■ Exercise ■
Return the data exactly, with all pictures removed.

• • • •

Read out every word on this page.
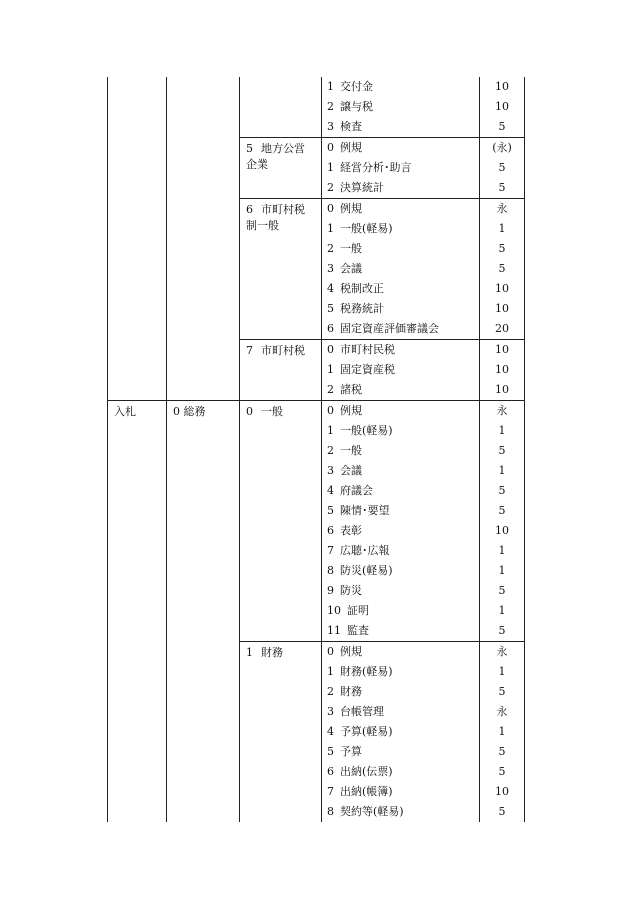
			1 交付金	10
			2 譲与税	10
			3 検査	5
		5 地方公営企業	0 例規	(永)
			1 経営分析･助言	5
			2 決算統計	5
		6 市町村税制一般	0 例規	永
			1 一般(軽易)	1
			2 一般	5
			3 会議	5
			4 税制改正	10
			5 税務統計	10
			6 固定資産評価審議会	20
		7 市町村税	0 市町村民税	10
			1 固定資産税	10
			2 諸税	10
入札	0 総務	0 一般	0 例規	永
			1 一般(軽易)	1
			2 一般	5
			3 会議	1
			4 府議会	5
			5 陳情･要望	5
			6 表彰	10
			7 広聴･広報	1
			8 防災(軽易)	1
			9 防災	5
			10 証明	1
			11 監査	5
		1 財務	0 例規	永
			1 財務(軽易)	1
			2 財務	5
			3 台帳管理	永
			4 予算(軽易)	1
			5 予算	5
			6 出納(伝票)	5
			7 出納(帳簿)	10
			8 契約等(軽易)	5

• • • •

■ Complete answer ■
Read out every word on this page.
			1 交付金	10
			2 譲与税	10
			3 検査	5
		5 地方公営企業	0 例規	(永)
			1 経営分析･助言	5
			2 決算統計	5
		6 市町村税制一般	0 例規	永
			1 一般(軽易)	1
			2 一般	5
			3 会議	5
			4 税制改正	10
			5 税務統計	10
			6 固定資産評価審議会	20
		7 市町村税	0 市町村民税	10
			1 固定資産税	10
			2 諸税	10
入札	0 総務	0 一般	0 例規	永
			1 一般(軽易)	1
			2 一般	5
			3 会議	1
			4 府議会	5
			5 陳情･要望	5
			6 表彰	10
			7 広聴･広報	1
			8 防災(軽易)	1
			9 防災	5
			10 証明	1
			11 監査	5
		1 財務	0 例規	永
			1 財務(軽易)	1
			2 財務	5
			3 台帳管理	永
			4 予算(軽易)	1
			5 予算	5
			6 出納(伝票)	5
			7 出納(帳簿)	10
			8 契約等(軽易)	5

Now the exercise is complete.